= Required task =
Can the data below be set down again exactly, line for line?

A run of records
────────────────────

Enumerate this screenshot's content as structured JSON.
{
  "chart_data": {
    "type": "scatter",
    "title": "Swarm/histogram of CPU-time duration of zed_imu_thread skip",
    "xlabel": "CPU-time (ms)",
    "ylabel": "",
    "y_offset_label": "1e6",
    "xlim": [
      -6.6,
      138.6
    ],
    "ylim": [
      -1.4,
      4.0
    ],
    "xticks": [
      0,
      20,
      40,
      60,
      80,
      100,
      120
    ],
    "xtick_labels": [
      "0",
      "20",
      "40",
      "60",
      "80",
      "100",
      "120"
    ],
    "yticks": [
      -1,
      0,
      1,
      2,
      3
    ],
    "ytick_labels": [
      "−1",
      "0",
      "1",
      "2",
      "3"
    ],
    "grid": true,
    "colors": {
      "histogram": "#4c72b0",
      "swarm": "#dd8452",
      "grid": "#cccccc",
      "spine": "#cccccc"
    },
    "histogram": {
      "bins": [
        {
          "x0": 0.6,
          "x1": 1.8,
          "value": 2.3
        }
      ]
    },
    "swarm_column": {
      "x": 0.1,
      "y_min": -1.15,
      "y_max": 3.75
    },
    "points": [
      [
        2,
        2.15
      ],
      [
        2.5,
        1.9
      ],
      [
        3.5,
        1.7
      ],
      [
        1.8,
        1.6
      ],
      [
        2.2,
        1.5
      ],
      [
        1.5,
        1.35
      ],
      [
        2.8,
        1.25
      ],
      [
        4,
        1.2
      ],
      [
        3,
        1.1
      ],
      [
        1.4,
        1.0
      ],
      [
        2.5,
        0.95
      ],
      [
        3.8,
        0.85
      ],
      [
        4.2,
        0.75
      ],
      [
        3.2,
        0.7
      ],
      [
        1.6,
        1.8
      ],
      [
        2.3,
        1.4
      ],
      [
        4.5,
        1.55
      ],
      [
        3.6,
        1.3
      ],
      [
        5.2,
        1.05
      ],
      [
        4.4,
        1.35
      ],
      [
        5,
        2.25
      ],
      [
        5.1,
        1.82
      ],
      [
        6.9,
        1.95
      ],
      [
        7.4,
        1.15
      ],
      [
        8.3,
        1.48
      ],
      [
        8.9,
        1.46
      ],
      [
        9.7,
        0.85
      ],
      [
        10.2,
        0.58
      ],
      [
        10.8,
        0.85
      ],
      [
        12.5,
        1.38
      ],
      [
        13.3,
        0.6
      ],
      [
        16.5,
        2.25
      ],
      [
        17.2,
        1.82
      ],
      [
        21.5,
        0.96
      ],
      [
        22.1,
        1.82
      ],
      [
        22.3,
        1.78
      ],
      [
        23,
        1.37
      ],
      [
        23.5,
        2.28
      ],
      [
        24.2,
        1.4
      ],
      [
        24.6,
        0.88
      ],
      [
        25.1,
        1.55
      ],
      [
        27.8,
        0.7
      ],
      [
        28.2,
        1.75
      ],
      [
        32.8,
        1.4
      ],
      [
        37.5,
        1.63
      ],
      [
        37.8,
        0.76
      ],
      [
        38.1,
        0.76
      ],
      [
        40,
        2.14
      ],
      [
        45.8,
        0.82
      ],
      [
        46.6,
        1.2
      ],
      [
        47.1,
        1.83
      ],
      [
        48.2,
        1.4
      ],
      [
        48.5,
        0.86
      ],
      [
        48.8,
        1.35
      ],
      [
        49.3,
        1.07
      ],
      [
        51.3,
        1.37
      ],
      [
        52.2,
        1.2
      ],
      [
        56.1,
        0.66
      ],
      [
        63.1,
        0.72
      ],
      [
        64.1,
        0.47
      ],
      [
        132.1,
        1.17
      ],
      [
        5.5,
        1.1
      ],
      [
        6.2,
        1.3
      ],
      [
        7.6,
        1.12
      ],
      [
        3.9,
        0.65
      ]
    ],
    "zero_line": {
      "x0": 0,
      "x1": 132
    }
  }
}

────────────────────

= Answer to this exercise =
Enumerate this screenshot's content as structured JSON.
{
  "chart_data": {
    "type": "scatter",
    "title": "Swarm/histogram of CPU-time duration of zed_imu_thread skip",
    "xlabel": "CPU-time (ms)",
    "ylabel": "",
    "y_offset_label": "1e6",
    "xlim": [
      -6.6,
      138.6
    ],
    "ylim": [
      -1.4,
      4.0
    ],
    "xticks": [
      0,
      20,
      40,
      60,
      80,
      100,
      120
    ],
    "xtick_labels": [
      "0",
      "20",
      "40",
      "60",
      "80",
      "100",
      "120"
    ],
    "yticks": [
      -1,
      0,
      1,
      2,
      3
    ],
    "ytick_labels": [
      "−1",
      "0",
      "1",
      "2",
      "3"
    ],
    "grid": true,
    "colors": {
      "histogram": "#4c72b0",
      "swarm": "#dd8452",
      "grid": "#cccccc",
      "spine": "#cccccc"
    },
    "histogram": {
      "bins": [
        {
          "x0": 0.6,
          "x1": 1.8,
          "value": 2.3
        }
      ]
    },
    "swarm_column": {
      "x": 0.1,
      "y_min": -1.15,
      "y_max": 3.75
    },
    "points": [
      [
        2,
        2.15
      ],
      [
        2.5,
        1.9
      ],
      [
        3.5,
        1.7
      ],
      [
        1.8,
        1.6
      ],
      [
        2.2,
        1.5
      ],
      [
        1.5,
        1.35
      ],
      [
        2.8,
        1.25
      ],
      [
        4,
        1.2
      ],
      [
        3,
        1.1
      ],
      [
        1.4,
        1.0
      ],
      [
        2.5,
        0.95
      ],
      [
        3.8,
        0.85
      ],
      [
        4.2,
        0.75
      ],
      [
        3.2,
        0.7
      ],
      [
        1.6,
        1.8
      ],
      [
        2.3,
        1.4
      ],
      [
        4.5,
        1.55
      ],
      [
        3.6,
        1.3
      ],
      [
        5.2,
        1.05
      ],
      [
        4.4,
        1.35
      ],
      [
        5,
        2.25
      ],
      [
        5.1,
        1.82
      ],
      [
        6.9,
        1.95
      ],
      [
        7.4,
        1.15
      ],
      [
        8.3,
        1.48
      ],
      [
        8.9,
        1.46
      ],
      [
        9.7,
        0.85
      ],
      [
        10.2,
        0.58
      ],
      [
        10.8,
        0.85
      ],
      [
        12.5,
        1.38
      ],
      [
        13.3,
        0.6
      ],
      [
        16.5,
        2.25
      ],
      [
        17.2,
        1.82
      ],
      [
        21.5,
        0.96
      ],
      [
        22.1,
        1.82
      ],
      [
        22.3,
        1.78
      ],
      [
        23,
        1.37
      ],
      [
        23.5,
        2.28
      ],
      [
        24.2,
        1.4
      ],
      [
        24.6,
        0.88
      ],
      [
        25.1,
        1.55
      ],
      [
        27.8,
        0.7
      ],
      [
        28.2,
        1.75
      ],
      [
        32.8,
        1.4
      ],
      [
        37.5,
        1.63
      ],
      [
        37.8,
        0.76
      ],
      [
        38.1,
        0.76
      ],
      [
        40,
        2.14
      ],
      [
        45.8,
        0.82
      ],
      [
        46.6,
        1.2
      ],
      [
        47.1,
        1.83
      ],
      [
        48.2,
        1.4
      ],
      [
        48.5,
        0.86
      ],
      [
        48.8,
        1.35
      ],
      [
        49.3,
        1.07
      ],
      [
        51.3,
        1.37
      ],
      [
        52.2,
        1.2
      ],
      [
        56.1,
        0.66
      ],
      [
        63.1,
        0.72
      ],
      [
        64.1,
        0.47
      ],
      [
        132.1,
        1.17
      ],
      [
        5.5,
        1.1
      ],
      [
        6.2,
        1.3
      ],
      [
        7.6,
        1.12
      ],
      [
        3.9,
        0.65
      ]
    ],
    "zero_line": {
      "x0": 0,
      "x1": 132
    }
  }
}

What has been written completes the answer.